▸ **Written instruction**
Transcribe all the entries word for word, but omit the images.

==== Raw data

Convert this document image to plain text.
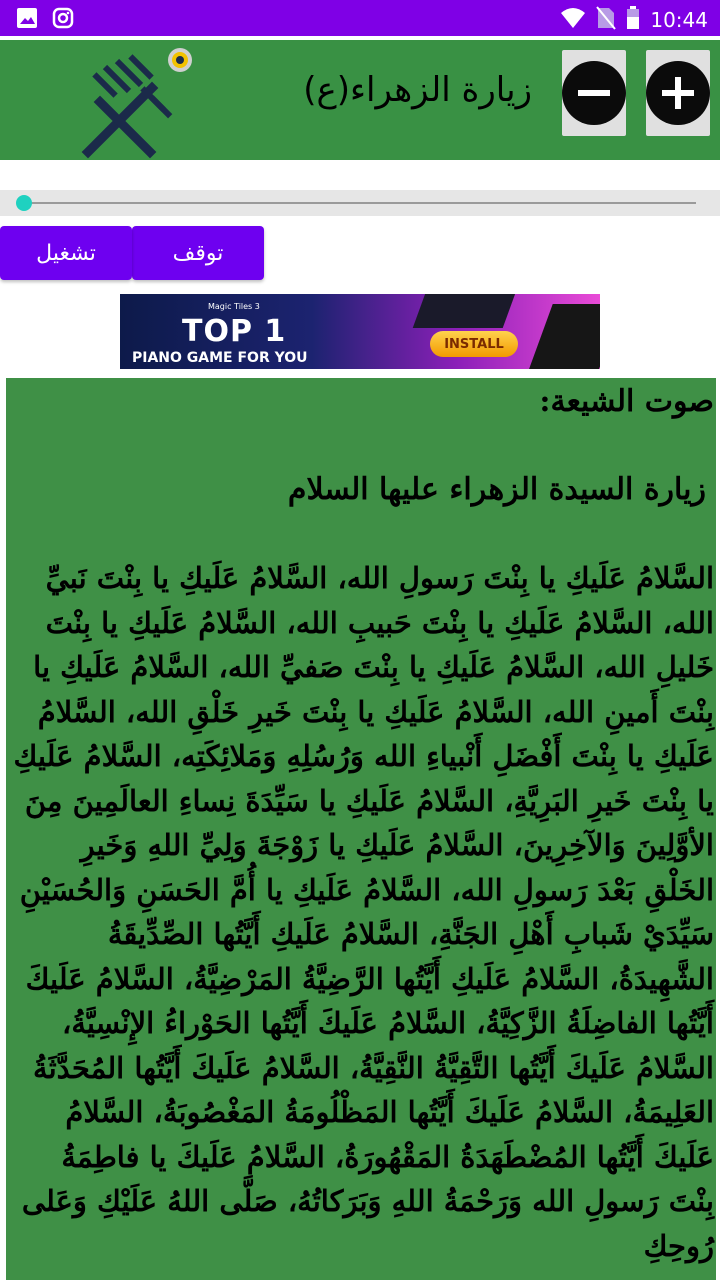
10:44
زيارة الزهراء(ع)
توقف
تشغيل
Magic Tiles 3
TOP 1
PIANO GAME FOR YOU
INSTALL
صوت الشيعة:
زيارة السيدة الزهراء عليها السلام
السَّلامُ عَلَيكِ يا بِنْتَ رَسولِ الله، السَّلامُ عَلَيكِ يا بِنْتَ نَبيِّ الله، السَّلامُ عَلَيكِ يا بِنْتَ حَبيبِ الله، السَّلامُ عَلَيكِ يا بِنْتَ خَليلِ الله، السَّلامُ عَلَيكِ يا بِنْتَ صَفيِّ الله، السَّلامُ عَلَيكِ يا بِنْتَ أَمينِ الله، السَّلامُ عَلَيكِ يا بِنْتَ خَيرِ خَلْقِ الله، السَّلامُ عَلَيكِ يا بِنْتَ أَفْضَلِ أَنْبياءِ الله وَرُسُلِهِ وَمَلائِكَتِه، السَّلامُ عَلَيكِ يا بِنْتَ خَيرِ البَرِيَّةِ، السَّلامُ عَلَيكِ يا سَيِّدَةَ نِساءِ العالَمِينَ مِنَ الأوَّلِينَ وَالآخِرِينَ، السَّلامُ عَلَيكِ يا زَوْجَةَ وَلِيِّ اللهِ وَخَيرِ الخَلْقِ بَعْدَ رَسولِ الله، السَّلامُ عَلَيكِ يا أُمَّ الحَسَنِ وَالحُسَيْنِ سَيِّدَيْ شَبابِ أَهْلِ الجَنَّةِ، السَّلامُ عَلَيكِ أَيَّتُها الصِّدِّيقَةُ الشَّهِيدَةُ، السَّلامُ عَلَيكِ أَيَّتُها الرَّضِيَّةُ المَرْضِيَّةُ، السَّلامُ عَلَيكَ أَيَّتُها الفاضِلَةُ الزَّكِيَّةُ، السَّلامُ عَلَيكَ أَيَّتُها الحَوْراءُ الإِنْسِيَّةُ، السَّلامُ عَلَيكَ أَيَّتُها التَّقِيَّةُ النَّقِيَّةُ، السَّلامُ عَلَيكَ أَيَّتُها المُحَدَّثَةُ العَلِيمَةُ، السَّلامُ عَلَيكَ أَيَّتُها المَظْلُومَةُ المَغْصُوبَةُ، السَّلامُ عَلَيكَ أَيَّتُها المُضْطَهَدَةُ المَقْهُورَةُ، السَّلامُ عَلَيكَ يا فاطِمَةُ بِنْتَ رَسولِ الله وَرَحْمَةُ اللهِ وَبَرَكاتُهُ، صَلَّى اللهُ عَلَيْكِ وَعَلى رُوحِكِ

========

▸ **Answer to this exercise**
Convert this document image to plain text.
10:44
زيارة الزهراء(ع)
توقف
تشغيل
Magic Tiles 3
TOP 1
PIANO GAME FOR YOU
INSTALL
صوت الشيعة:
زيارة السيدة الزهراء عليها السلام
السَّلامُ عَلَيكِ يا بِنْتَ رَسولِ الله، السَّلامُ عَلَيكِ يا بِنْتَ نَبيِّ الله، السَّلامُ عَلَيكِ يا بِنْتَ حَبيبِ الله، السَّلامُ عَلَيكِ يا بِنْتَ خَليلِ الله، السَّلامُ عَلَيكِ يا بِنْتَ صَفيِّ الله، السَّلامُ عَلَيكِ يا بِنْتَ أَمينِ الله، السَّلامُ عَلَيكِ يا بِنْتَ خَيرِ خَلْقِ الله، السَّلامُ عَلَيكِ يا بِنْتَ أَفْضَلِ أَنْبياءِ الله وَرُسُلِهِ وَمَلائِكَتِه، السَّلامُ عَلَيكِ يا بِنْتَ خَيرِ البَرِيَّةِ، السَّلامُ عَلَيكِ يا سَيِّدَةَ نِساءِ العالَمِينَ مِنَ الأوَّلِينَ وَالآخِرِينَ، السَّلامُ عَلَيكِ يا زَوْجَةَ وَلِيِّ اللهِ وَخَيرِ الخَلْقِ بَعْدَ رَسولِ الله، السَّلامُ عَلَيكِ يا أُمَّ الحَسَنِ وَالحُسَيْنِ سَيِّدَيْ شَبابِ أَهْلِ الجَنَّةِ، السَّلامُ عَلَيكِ أَيَّتُها الصِّدِّيقَةُ الشَّهِيدَةُ، السَّلامُ عَلَيكِ أَيَّتُها الرَّضِيَّةُ المَرْضِيَّةُ، السَّلامُ عَلَيكَ أَيَّتُها الفاضِلَةُ الزَّكِيَّةُ، السَّلامُ عَلَيكَ أَيَّتُها الحَوْراءُ الإِنْسِيَّةُ، السَّلامُ عَلَيكَ أَيَّتُها التَّقِيَّةُ النَّقِيَّةُ، السَّلامُ عَلَيكَ أَيَّتُها المُحَدَّثَةُ العَلِيمَةُ، السَّلامُ عَلَيكَ أَيَّتُها المَظْلُومَةُ المَغْصُوبَةُ، السَّلامُ عَلَيكَ أَيَّتُها المُضْطَهَدَةُ المَقْهُورَةُ، السَّلامُ عَلَيكَ يا فاطِمَةُ بِنْتَ رَسولِ الله وَرَحْمَةُ اللهِ وَبَرَكاتُهُ، صَلَّى اللهُ عَلَيْكِ وَعَلى رُوحِكِ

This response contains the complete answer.